→ **Task requirements**: Using the data below, copy each line that includes the word "自我暗示".

→ **Data for this exercise**:
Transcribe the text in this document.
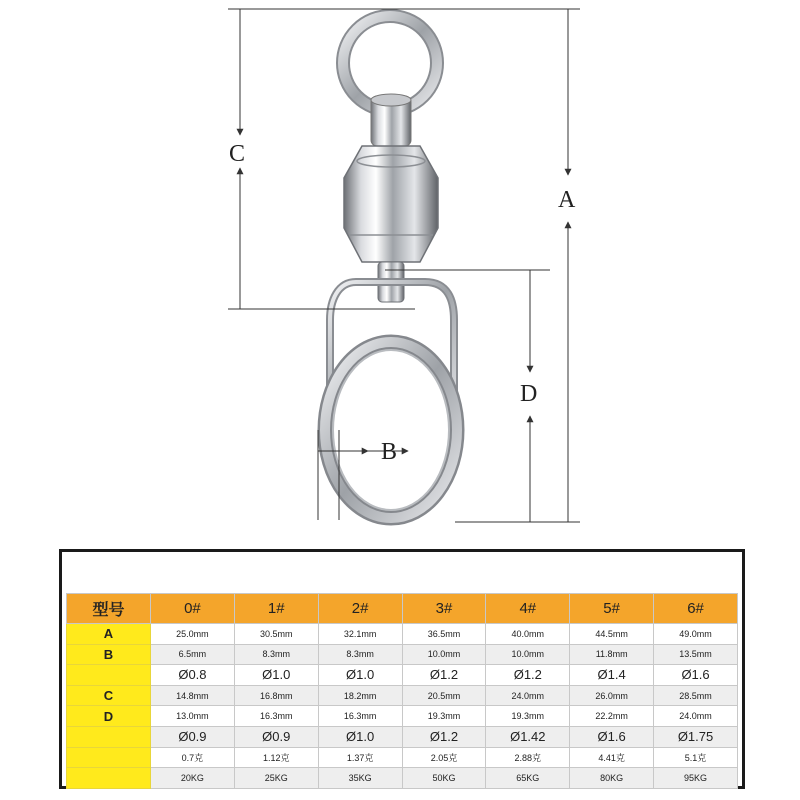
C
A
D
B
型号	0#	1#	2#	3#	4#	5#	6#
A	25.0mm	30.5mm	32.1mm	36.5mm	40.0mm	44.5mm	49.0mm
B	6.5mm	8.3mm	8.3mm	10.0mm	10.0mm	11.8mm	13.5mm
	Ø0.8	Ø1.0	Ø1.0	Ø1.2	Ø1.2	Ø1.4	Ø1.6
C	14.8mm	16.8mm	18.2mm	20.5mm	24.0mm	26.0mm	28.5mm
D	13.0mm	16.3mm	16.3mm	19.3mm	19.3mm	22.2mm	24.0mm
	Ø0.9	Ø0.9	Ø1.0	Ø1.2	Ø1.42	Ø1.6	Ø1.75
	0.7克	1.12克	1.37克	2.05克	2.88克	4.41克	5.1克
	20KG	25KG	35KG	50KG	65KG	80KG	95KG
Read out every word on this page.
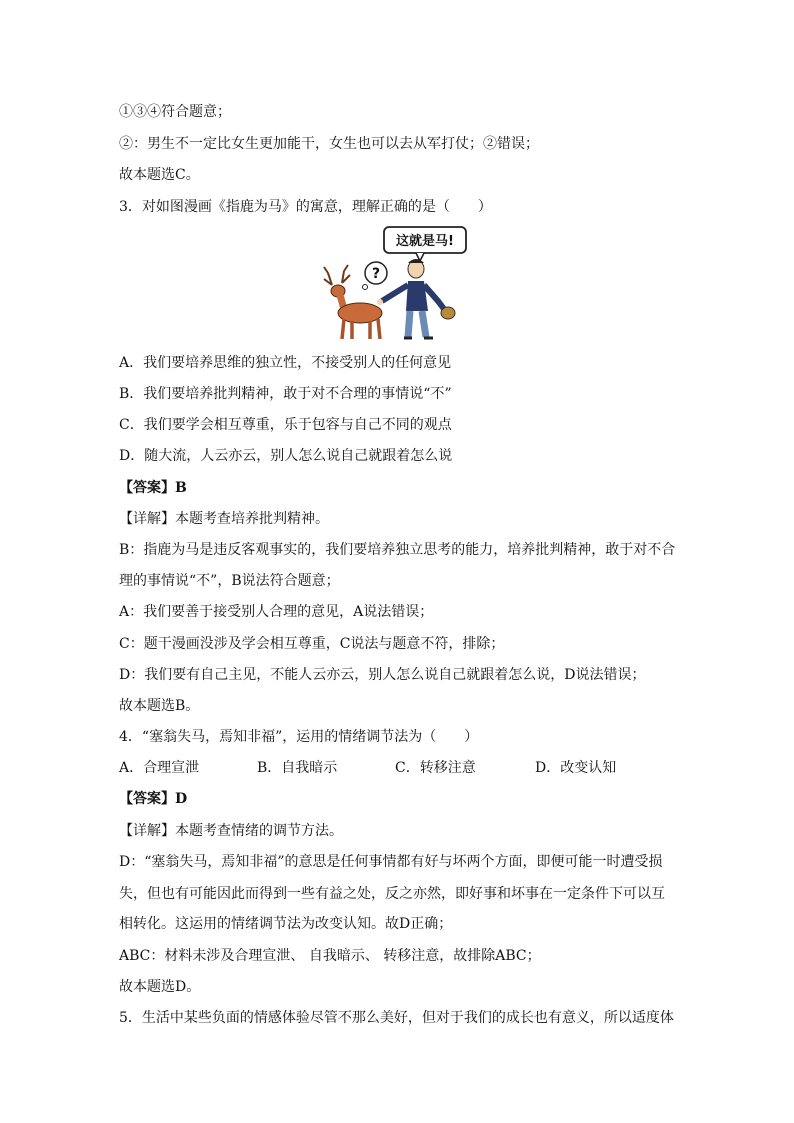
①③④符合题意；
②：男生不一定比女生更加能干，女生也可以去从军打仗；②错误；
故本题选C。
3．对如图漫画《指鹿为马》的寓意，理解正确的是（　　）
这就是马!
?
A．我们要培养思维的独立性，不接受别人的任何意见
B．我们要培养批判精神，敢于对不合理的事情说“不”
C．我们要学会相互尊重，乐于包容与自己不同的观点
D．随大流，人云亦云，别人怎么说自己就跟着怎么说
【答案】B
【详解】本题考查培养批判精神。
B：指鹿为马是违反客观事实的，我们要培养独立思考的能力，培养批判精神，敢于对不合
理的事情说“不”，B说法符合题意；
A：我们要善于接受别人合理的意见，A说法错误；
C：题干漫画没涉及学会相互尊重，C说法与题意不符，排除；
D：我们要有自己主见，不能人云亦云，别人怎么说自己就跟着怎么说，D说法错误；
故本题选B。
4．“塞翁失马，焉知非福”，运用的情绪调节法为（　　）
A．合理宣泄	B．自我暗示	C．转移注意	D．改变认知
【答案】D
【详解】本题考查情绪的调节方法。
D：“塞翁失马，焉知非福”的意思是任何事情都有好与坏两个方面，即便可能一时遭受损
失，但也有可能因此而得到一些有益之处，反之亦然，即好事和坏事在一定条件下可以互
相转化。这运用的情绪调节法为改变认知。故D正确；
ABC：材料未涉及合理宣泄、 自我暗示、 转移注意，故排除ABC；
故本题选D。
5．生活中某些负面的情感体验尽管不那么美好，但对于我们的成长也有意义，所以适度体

→ **Exercise output**:
A．合理宣泄	B．自我暗示	C．转移注意	D．改变认知
ABC：材料未涉及合理宣泄、 自我暗示、 转移注意，故排除ABC；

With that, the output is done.